▶ **GOAL**: From the entries below, gather every line containing the string "ಅರಸರ".

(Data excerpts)
**********

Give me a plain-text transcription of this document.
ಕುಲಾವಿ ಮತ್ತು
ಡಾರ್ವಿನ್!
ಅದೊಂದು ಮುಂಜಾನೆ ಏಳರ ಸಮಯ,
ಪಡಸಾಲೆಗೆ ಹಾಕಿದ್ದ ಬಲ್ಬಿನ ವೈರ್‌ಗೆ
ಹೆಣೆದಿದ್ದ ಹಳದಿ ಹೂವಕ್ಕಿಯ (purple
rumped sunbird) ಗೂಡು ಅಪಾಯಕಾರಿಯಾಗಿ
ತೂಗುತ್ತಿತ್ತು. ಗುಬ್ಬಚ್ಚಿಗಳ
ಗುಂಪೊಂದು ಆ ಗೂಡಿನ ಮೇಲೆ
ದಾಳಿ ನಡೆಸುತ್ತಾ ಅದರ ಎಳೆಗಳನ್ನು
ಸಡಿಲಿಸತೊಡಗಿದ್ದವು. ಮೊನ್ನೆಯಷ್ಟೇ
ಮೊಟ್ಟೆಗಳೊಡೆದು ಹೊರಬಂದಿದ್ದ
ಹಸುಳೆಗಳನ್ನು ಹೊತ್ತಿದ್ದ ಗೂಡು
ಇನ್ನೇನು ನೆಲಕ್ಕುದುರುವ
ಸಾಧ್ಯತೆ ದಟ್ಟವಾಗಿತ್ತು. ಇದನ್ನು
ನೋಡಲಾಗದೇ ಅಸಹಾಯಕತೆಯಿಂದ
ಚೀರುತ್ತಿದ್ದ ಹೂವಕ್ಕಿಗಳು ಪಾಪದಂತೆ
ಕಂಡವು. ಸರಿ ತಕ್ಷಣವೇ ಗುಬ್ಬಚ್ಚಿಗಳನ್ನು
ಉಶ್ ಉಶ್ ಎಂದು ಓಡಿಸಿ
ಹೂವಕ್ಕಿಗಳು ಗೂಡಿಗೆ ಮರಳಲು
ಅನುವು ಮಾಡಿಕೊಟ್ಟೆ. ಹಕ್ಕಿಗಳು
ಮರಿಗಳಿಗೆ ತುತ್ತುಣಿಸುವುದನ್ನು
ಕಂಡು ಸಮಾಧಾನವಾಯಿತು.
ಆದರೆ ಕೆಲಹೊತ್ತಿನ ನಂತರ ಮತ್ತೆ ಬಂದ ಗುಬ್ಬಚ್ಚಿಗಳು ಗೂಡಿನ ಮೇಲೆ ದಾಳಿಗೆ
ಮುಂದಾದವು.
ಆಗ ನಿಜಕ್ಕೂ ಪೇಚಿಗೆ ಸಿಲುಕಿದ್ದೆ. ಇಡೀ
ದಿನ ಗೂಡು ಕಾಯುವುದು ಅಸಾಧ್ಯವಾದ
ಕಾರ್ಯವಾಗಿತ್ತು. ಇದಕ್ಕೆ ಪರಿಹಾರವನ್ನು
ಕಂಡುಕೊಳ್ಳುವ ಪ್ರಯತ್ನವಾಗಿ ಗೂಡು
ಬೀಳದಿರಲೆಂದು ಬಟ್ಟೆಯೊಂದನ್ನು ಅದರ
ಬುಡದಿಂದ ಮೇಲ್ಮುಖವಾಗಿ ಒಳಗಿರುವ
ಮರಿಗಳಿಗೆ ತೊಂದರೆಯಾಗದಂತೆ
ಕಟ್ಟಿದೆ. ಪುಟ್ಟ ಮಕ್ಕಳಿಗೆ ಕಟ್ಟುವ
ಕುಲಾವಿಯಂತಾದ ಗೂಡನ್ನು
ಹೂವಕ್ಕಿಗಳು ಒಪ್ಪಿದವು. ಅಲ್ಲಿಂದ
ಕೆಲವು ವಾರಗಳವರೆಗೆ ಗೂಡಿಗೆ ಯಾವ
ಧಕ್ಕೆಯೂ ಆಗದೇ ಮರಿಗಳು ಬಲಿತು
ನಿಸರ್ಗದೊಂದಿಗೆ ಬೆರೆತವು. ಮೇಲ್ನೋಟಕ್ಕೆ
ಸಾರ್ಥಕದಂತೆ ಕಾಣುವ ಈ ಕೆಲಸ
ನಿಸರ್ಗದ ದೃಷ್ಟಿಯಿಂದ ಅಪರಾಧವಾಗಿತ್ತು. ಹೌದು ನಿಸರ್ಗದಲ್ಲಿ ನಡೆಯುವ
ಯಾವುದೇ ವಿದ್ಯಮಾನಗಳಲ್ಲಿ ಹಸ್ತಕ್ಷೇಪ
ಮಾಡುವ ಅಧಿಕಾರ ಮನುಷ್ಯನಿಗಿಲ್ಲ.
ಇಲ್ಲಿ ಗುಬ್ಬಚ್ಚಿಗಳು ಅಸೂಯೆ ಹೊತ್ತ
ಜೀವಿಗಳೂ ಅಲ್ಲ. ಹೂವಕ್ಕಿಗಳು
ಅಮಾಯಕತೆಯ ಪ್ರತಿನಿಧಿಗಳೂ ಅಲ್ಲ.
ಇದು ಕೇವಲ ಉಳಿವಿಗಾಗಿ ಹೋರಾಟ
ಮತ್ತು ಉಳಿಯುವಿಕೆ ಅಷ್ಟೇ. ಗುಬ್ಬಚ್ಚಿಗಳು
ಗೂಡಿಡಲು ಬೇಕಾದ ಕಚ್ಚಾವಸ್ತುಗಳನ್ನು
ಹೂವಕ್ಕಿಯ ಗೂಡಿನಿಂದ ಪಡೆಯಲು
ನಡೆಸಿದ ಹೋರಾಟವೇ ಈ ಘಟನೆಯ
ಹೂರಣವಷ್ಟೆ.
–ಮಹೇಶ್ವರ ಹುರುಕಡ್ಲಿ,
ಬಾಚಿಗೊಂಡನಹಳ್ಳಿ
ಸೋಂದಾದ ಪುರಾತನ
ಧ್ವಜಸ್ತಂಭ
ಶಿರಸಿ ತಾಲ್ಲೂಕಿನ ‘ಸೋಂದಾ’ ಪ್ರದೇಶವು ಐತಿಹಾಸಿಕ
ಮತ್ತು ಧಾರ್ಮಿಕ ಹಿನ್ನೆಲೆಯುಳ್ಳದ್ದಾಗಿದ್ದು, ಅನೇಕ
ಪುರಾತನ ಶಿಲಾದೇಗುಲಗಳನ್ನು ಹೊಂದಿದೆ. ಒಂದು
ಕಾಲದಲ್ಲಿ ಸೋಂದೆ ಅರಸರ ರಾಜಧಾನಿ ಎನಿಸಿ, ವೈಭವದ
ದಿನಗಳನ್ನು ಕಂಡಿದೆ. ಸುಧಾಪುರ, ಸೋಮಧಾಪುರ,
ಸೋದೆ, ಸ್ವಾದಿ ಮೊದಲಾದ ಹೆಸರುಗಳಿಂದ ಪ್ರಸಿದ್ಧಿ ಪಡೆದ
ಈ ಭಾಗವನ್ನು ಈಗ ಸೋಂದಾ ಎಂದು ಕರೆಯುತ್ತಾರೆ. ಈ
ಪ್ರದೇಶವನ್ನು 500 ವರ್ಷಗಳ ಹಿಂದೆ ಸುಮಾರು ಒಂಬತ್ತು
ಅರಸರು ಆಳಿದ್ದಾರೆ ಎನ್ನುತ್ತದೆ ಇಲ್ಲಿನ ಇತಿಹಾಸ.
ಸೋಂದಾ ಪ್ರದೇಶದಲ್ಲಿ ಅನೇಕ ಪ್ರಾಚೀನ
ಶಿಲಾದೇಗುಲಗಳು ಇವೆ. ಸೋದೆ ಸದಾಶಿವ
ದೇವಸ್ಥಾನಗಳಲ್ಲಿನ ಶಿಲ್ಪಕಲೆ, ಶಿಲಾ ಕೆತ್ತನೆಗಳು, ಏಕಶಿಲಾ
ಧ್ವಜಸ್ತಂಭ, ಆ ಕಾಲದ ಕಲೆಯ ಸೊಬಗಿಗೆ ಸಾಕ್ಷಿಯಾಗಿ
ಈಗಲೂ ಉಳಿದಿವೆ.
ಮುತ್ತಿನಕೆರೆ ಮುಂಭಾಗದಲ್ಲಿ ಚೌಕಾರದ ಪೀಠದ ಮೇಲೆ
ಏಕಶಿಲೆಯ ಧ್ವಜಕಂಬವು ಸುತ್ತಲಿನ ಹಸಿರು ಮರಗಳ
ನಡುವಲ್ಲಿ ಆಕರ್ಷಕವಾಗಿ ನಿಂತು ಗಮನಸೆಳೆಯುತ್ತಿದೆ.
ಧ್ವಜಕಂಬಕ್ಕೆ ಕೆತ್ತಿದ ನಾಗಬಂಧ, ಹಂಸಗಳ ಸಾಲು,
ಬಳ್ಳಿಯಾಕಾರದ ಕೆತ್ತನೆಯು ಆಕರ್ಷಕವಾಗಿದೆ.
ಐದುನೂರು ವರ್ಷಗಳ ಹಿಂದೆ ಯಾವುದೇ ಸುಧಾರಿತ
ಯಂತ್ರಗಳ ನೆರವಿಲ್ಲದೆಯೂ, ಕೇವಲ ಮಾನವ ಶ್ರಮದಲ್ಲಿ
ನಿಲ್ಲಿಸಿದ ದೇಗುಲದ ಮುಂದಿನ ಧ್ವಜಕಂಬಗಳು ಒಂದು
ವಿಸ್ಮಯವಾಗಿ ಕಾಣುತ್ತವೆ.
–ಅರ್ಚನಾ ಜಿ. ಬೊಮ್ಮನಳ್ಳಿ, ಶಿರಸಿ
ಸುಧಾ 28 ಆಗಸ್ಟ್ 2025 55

**********

▶ **OUTPUT**:
ಕಾಲದಲ್ಲಿ ಸೋಂದೆ ಅರಸರ ರಾಜಧಾನಿ ಎನಿಸಿ, ವೈಭವದ
ಅರಸರು ಆಳಿದ್ದಾರೆ ಎನ್ನುತ್ತದೆ ಇಲ್ಲಿನ ಇತಿಹಾಸ.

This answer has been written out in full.